-- BEGIN --

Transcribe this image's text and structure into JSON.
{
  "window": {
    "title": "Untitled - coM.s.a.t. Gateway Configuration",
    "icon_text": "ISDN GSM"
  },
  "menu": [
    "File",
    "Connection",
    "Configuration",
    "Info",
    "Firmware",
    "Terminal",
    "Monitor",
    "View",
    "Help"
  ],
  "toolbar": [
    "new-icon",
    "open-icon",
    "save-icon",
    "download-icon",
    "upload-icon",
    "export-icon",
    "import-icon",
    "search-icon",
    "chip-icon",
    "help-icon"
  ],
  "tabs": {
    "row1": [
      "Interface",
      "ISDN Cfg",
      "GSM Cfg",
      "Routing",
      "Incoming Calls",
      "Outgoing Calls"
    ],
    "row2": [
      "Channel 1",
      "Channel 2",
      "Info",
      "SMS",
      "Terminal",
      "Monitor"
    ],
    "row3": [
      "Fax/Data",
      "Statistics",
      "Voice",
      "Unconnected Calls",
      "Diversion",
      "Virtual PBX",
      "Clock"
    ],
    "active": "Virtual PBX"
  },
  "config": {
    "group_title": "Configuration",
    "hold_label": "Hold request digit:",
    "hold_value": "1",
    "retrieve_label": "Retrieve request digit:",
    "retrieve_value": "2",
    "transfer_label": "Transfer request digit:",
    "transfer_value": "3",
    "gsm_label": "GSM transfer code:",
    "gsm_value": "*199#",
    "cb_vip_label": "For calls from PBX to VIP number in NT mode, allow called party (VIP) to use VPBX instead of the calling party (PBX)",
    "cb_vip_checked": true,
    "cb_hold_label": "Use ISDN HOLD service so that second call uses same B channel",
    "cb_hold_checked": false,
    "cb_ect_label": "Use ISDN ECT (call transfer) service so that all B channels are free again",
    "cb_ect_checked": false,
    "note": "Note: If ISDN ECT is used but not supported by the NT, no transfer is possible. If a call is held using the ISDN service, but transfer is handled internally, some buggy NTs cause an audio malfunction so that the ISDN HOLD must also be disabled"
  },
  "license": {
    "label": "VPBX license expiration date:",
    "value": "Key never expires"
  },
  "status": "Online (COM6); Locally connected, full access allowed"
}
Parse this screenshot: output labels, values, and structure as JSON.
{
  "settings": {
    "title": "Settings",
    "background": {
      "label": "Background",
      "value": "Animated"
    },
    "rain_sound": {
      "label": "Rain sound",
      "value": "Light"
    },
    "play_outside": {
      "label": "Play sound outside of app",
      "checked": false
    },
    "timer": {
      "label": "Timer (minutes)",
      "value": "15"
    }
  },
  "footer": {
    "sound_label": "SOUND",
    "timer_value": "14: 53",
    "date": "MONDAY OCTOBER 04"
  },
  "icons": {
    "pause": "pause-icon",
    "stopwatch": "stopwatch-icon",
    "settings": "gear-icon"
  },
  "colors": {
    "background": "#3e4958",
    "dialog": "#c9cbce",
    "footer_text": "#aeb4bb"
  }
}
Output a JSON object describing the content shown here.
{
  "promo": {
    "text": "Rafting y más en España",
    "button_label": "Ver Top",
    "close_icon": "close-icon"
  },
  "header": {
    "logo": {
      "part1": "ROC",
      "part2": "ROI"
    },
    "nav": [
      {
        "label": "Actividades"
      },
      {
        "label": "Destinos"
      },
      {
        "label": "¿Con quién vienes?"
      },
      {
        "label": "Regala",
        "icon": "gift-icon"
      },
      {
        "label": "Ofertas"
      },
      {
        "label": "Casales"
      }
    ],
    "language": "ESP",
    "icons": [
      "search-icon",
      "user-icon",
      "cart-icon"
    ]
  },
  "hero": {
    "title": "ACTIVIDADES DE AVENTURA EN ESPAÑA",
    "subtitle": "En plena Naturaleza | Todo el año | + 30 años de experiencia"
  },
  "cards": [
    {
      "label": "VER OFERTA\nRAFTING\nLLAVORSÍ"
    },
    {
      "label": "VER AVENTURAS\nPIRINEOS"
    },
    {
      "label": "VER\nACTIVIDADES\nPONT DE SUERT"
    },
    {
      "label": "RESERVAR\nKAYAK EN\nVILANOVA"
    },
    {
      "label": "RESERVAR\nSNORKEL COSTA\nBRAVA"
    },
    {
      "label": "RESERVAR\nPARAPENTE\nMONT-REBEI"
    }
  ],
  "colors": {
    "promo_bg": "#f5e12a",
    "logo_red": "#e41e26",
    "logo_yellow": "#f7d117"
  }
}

-- END --

(Stated exercise) Repeat exactly the lines starting at the line with "Output a JSON" and ending with the final line of the entries. Include nothing else.

(Answer to this task)
Output a JSON object describing the content shown here.
{
  "promo": {
    "text": "Rafting y más en España",
    "button_label": "Ver Top",
    "close_icon": "close-icon"
  },
  "header": {
    "logo": {
      "part1": "ROC",
      "part2": "ROI"
    },
    "nav": [
      {
        "label": "Actividades"
      },
      {
        "label": "Destinos"
      },
      {
        "label": "¿Con quién vienes?"
      },
      {
        "label": "Regala",
        "icon": "gift-icon"
      },
      {
        "label": "Ofertas"
      },
      {
        "label": "Casales"
      }
    ],
    "language": "ESP",
    "icons": [
      "search-icon",
      "user-icon",
      "cart-icon"
    ]
  },
  "hero": {
    "title": "ACTIVIDADES DE AVENTURA EN ESPAÑA",
    "subtitle": "En plena Naturaleza | Todo el año | + 30 años de experiencia"
  },
  "cards": [
    {
      "label": "VER OFERTA\nRAFTING\nLLAVORSÍ"
    },
    {
      "label": "VER AVENTURAS\nPIRINEOS"
    },
    {
      "label": "VER\nACTIVIDADES\nPONT DE SUERT"
    },
    {
      "label": "RESERVAR\nKAYAK EN\nVILANOVA"
    },
    {
      "label": "RESERVAR\nSNORKEL COSTA\nBRAVA"
    },
    {
      "label": "RESERVAR\nPARAPENTE\nMONT-REBEI"
    }
  ],
  "colors": {
    "promo_bg": "#f5e12a",
    "logo_red": "#e41e26",
    "logo_yellow": "#f7d117"
  }
}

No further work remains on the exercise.